Annotated element entries
[Start]

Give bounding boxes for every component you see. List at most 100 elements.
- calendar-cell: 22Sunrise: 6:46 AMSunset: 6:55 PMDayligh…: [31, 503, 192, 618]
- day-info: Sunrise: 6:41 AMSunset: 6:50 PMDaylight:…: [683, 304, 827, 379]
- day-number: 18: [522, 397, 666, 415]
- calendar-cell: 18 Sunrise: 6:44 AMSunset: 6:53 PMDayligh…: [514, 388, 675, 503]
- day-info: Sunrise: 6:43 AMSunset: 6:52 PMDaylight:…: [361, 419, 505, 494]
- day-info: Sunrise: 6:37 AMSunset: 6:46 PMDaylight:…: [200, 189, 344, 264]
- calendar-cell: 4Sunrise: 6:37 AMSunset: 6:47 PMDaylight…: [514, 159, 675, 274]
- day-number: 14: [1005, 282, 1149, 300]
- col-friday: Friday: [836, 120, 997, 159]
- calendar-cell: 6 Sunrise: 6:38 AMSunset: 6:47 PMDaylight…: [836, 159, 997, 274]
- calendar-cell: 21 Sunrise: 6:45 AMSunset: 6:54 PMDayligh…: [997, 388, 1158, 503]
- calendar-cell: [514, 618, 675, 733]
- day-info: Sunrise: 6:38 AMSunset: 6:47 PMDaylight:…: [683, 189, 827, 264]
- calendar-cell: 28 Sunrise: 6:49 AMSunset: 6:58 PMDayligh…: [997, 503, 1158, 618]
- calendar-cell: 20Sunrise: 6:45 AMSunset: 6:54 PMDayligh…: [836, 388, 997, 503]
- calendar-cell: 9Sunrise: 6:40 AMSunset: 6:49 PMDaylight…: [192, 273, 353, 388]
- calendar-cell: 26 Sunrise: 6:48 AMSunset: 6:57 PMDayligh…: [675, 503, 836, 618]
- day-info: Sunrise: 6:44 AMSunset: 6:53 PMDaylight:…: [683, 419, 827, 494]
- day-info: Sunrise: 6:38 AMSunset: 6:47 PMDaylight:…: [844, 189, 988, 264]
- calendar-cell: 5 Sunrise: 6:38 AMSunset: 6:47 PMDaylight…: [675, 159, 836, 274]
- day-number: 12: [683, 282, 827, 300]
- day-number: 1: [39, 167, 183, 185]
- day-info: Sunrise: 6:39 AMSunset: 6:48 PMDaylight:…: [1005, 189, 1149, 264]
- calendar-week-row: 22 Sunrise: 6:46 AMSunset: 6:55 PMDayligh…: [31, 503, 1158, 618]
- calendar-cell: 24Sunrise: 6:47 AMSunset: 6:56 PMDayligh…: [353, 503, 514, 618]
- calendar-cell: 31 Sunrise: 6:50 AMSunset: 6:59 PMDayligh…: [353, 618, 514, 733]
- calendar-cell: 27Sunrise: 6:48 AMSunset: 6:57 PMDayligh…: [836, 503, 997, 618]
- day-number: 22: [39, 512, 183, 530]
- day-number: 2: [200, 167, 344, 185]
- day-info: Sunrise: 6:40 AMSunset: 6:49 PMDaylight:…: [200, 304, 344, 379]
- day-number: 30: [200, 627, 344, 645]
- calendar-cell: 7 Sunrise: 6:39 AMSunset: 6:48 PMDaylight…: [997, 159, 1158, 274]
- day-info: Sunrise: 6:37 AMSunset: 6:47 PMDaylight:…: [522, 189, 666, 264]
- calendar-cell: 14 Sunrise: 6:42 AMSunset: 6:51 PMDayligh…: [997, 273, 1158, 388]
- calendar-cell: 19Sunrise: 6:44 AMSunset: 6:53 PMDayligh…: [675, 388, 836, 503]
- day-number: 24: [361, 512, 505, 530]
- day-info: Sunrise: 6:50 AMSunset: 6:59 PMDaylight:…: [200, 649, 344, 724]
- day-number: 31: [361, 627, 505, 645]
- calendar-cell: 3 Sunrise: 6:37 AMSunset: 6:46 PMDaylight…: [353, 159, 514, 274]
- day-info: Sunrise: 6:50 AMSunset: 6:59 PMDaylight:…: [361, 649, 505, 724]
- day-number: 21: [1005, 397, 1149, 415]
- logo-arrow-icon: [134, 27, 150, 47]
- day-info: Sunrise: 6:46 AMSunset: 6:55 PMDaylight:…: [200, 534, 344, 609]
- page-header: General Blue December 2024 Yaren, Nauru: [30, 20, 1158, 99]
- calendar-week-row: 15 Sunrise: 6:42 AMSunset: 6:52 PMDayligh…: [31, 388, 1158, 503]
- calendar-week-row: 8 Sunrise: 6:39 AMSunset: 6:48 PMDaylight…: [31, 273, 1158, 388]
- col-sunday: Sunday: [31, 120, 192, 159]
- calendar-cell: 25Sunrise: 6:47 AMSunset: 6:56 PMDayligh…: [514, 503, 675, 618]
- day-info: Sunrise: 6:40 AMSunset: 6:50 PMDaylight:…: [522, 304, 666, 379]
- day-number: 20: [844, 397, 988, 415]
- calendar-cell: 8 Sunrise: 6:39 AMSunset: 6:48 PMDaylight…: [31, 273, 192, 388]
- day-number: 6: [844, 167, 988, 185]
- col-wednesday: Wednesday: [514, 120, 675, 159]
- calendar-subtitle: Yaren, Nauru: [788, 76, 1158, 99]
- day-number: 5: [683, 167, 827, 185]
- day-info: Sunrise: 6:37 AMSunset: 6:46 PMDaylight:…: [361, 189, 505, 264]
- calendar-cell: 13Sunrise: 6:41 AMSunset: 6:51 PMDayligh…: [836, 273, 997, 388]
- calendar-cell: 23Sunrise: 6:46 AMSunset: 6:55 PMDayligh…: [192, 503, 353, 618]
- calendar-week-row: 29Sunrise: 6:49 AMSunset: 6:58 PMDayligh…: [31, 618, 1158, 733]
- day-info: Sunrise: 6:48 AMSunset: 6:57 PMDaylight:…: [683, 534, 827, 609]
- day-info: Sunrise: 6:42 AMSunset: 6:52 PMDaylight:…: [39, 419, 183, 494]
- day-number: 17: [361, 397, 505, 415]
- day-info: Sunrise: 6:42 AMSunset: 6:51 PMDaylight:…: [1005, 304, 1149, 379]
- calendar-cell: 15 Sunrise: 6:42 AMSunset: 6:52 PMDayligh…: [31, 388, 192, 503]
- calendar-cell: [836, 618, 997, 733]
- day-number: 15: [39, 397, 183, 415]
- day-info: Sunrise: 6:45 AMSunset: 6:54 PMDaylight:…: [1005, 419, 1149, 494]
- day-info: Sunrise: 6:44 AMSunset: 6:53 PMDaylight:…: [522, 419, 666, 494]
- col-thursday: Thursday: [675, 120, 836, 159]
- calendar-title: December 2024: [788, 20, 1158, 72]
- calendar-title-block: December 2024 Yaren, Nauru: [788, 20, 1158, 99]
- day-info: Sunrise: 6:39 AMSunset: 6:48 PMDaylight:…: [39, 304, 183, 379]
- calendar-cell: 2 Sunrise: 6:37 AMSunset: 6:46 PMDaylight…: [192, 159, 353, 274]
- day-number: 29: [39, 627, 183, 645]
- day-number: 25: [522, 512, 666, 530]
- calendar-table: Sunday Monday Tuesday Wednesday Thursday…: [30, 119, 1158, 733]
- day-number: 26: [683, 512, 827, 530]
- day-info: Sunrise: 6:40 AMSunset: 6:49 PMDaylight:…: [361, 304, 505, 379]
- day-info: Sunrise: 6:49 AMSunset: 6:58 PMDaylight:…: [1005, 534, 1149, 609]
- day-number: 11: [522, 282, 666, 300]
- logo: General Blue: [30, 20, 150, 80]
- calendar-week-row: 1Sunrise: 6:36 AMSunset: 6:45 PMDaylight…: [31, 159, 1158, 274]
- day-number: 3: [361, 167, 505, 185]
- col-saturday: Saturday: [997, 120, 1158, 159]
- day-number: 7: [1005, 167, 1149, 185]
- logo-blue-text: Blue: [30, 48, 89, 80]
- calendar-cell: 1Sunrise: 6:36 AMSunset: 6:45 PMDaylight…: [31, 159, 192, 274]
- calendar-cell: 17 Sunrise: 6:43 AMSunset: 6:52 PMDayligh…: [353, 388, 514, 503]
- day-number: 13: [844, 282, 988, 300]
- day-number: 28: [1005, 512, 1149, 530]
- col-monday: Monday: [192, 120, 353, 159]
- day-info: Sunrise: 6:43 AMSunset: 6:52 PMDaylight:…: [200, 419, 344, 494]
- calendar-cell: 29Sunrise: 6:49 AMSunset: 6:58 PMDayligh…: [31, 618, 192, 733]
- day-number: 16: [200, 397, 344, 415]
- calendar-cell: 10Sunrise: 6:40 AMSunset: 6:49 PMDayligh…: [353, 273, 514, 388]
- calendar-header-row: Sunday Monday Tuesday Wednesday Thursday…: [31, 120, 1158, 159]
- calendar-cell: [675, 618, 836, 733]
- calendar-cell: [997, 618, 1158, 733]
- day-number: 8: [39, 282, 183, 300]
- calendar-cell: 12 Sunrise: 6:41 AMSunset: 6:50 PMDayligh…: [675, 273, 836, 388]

[End]

* _YOUR TASK_
Please transcribe the lines word for word, from the first line through the line containing "- day-number: 18: [522, 397, 666, 415]", with both ends included.

* _EXERCISE RESULT_
Give bounding boxes for every component you see. List at most 100 elements.
- calendar-cell: 22Sunrise: 6:46 AMSunset: 6:55 PMDayligh…: [31, 503, 192, 618]
- day-info: Sunrise: 6:41 AMSunset: 6:50 PMDaylight:…: [683, 304, 827, 379]
- day-number: 18: [522, 397, 666, 415]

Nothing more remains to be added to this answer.